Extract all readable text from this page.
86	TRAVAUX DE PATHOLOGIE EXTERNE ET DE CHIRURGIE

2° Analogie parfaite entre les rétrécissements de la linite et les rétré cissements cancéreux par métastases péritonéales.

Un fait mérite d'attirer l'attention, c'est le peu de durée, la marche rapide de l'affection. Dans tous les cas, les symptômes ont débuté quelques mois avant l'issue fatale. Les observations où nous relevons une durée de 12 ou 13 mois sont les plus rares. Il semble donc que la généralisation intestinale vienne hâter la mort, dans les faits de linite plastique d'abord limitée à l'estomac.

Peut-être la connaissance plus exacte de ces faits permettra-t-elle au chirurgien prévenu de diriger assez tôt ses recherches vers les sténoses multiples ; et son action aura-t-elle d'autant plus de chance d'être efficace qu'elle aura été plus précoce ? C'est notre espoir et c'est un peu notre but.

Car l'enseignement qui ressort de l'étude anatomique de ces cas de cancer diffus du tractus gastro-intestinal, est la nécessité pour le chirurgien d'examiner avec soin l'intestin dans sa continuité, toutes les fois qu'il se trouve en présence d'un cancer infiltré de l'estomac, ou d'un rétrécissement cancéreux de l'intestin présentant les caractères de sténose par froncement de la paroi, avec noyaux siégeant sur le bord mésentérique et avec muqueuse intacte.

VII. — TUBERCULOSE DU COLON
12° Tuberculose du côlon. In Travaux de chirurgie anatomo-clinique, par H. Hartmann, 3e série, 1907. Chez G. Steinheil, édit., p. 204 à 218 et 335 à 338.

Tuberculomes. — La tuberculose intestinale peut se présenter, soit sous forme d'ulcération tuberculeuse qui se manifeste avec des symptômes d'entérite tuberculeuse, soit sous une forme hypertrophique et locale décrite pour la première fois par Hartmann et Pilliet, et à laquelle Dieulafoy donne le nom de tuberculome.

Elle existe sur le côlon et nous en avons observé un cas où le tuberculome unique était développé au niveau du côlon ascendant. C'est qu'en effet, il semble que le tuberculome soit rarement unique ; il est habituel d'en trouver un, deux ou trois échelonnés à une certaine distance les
--*--
Each entry above is to be printed again exactly.

Extract all readable text from this page.
86	TRAVAUX DE PATHOLOGIE EXTERNE ET DE CHIRURGIE

2° Analogie parfaite entre les rétrécissements de la linite et les rétré cissements cancéreux par métastases péritonéales.

Un fait mérite d'attirer l'attention, c'est le peu de durée, la marche rapide de l'affection. Dans tous les cas, les symptômes ont débuté quelques mois avant l'issue fatale. Les observations où nous relevons une durée de 12 ou 13 mois sont les plus rares. Il semble donc que la généralisation intestinale vienne hâter la mort, dans les faits de linite plastique d'abord limitée à l'estomac.

Peut-être la connaissance plus exacte de ces faits permettra-t-elle au chirurgien prévenu de diriger assez tôt ses recherches vers les sténoses multiples ; et son action aura-t-elle d'autant plus de chance d'être efficace qu'elle aura été plus précoce ? C'est notre espoir et c'est un peu notre but.

Car l'enseignement qui ressort de l'étude anatomique de ces cas de cancer diffus du tractus gastro-intestinal, est la nécessité pour le chirurgien d'examiner avec soin l'intestin dans sa continuité, toutes les fois qu'il se trouve en présence d'un cancer infiltré de l'estomac, ou d'un rétrécissement cancéreux de l'intestin présentant les caractères de sténose par froncement de la paroi, avec noyaux siégeant sur le bord mésentérique et avec muqueuse intacte.

VII. — TUBERCULOSE DU COLON
12° Tuberculose du côlon. In Travaux de chirurgie anatomo-clinique, par H. Hartmann, 3e série, 1907. Chez G. Steinheil, édit., p. 204 à 218 et 335 à 338.

Tuberculomes. — La tuberculose intestinale peut se présenter, soit sous forme d'ulcération tuberculeuse qui se manifeste avec des symptômes d'entérite tuberculeuse, soit sous une forme hypertrophique et locale décrite pour la première fois par Hartmann et Pilliet, et à laquelle Dieulafoy donne le nom de tuberculome.

Elle existe sur le côlon et nous en avons observé un cas où le tuberculome unique était développé au niveau du côlon ascendant. C'est qu'en effet, il semble que le tuberculome soit rarement unique ; il est habituel d'en trouver un, deux ou trois échelonnés à une certaine distance les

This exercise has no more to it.